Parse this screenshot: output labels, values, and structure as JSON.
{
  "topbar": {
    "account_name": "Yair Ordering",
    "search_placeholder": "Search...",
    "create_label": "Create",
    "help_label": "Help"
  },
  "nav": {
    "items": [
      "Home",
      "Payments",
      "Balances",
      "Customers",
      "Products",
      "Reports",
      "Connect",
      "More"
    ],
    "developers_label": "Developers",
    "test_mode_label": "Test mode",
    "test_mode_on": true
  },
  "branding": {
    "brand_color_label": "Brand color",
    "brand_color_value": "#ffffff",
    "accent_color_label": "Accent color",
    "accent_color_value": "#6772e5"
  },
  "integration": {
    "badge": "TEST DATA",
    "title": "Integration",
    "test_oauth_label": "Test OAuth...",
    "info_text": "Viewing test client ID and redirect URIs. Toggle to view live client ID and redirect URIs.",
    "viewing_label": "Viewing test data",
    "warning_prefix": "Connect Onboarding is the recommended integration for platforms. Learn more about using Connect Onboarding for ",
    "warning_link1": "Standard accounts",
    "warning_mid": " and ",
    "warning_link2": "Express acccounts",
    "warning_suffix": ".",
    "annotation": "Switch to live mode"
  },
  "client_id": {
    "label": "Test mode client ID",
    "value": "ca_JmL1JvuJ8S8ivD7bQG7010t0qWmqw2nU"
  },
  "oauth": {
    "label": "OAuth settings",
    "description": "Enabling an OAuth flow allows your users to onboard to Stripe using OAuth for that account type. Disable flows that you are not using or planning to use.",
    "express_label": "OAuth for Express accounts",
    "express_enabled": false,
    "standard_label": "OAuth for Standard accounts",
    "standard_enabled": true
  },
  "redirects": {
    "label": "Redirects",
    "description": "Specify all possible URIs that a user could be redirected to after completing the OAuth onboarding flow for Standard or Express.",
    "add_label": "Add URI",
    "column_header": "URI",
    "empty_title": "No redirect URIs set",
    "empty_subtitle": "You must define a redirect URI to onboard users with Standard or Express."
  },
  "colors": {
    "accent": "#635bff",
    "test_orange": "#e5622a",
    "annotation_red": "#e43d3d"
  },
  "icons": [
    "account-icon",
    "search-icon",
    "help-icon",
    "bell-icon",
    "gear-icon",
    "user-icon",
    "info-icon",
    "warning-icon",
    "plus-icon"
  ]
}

• Task:
Reproduce each record exactly as it appears.

• Written answer:
Parse this screenshot: output labels, values, and structure as JSON.
{
  "topbar": {
    "account_name": "Yair Ordering",
    "search_placeholder": "Search...",
    "create_label": "Create",
    "help_label": "Help"
  },
  "nav": {
    "items": [
      "Home",
      "Payments",
      "Balances",
      "Customers",
      "Products",
      "Reports",
      "Connect",
      "More"
    ],
    "developers_label": "Developers",
    "test_mode_label": "Test mode",
    "test_mode_on": true
  },
  "branding": {
    "brand_color_label": "Brand color",
    "brand_color_value": "#ffffff",
    "accent_color_label": "Accent color",
    "accent_color_value": "#6772e5"
  },
  "integration": {
    "badge": "TEST DATA",
    "title": "Integration",
    "test_oauth_label": "Test OAuth...",
    "info_text": "Viewing test client ID and redirect URIs. Toggle to view live client ID and redirect URIs.",
    "viewing_label": "Viewing test data",
    "warning_prefix": "Connect Onboarding is the recommended integration for platforms. Learn more about using Connect Onboarding for ",
    "warning_link1": "Standard accounts",
    "warning_mid": " and ",
    "warning_link2": "Express acccounts",
    "warning_suffix": ".",
    "annotation": "Switch to live mode"
  },
  "client_id": {
    "label": "Test mode client ID",
    "value": "ca_JmL1JvuJ8S8ivD7bQG7010t0qWmqw2nU"
  },
  "oauth": {
    "label": "OAuth settings",
    "description": "Enabling an OAuth flow allows your users to onboard to Stripe using OAuth for that account type. Disable flows that you are not using or planning to use.",
    "express_label": "OAuth for Express accounts",
    "express_enabled": false,
    "standard_label": "OAuth for Standard accounts",
    "standard_enabled": true
  },
  "redirects": {
    "label": "Redirects",
    "description": "Specify all possible URIs that a user could be redirected to after completing the OAuth onboarding flow for Standard or Express.",
    "add_label": "Add URI",
    "column_header": "URI",
    "empty_title": "No redirect URIs set",
    "empty_subtitle": "You must define a redirect URI to onboard users with Standard or Express."
  },
  "colors": {
    "accent": "#635bff",
    "test_orange": "#e5622a",
    "annotation_red": "#e43d3d"
  },
  "icons": [
    "account-icon",
    "search-icon",
    "help-icon",
    "bell-icon",
    "gear-icon",
    "user-icon",
    "info-icon",
    "warning-icon",
    "plus-icon"
  ]
}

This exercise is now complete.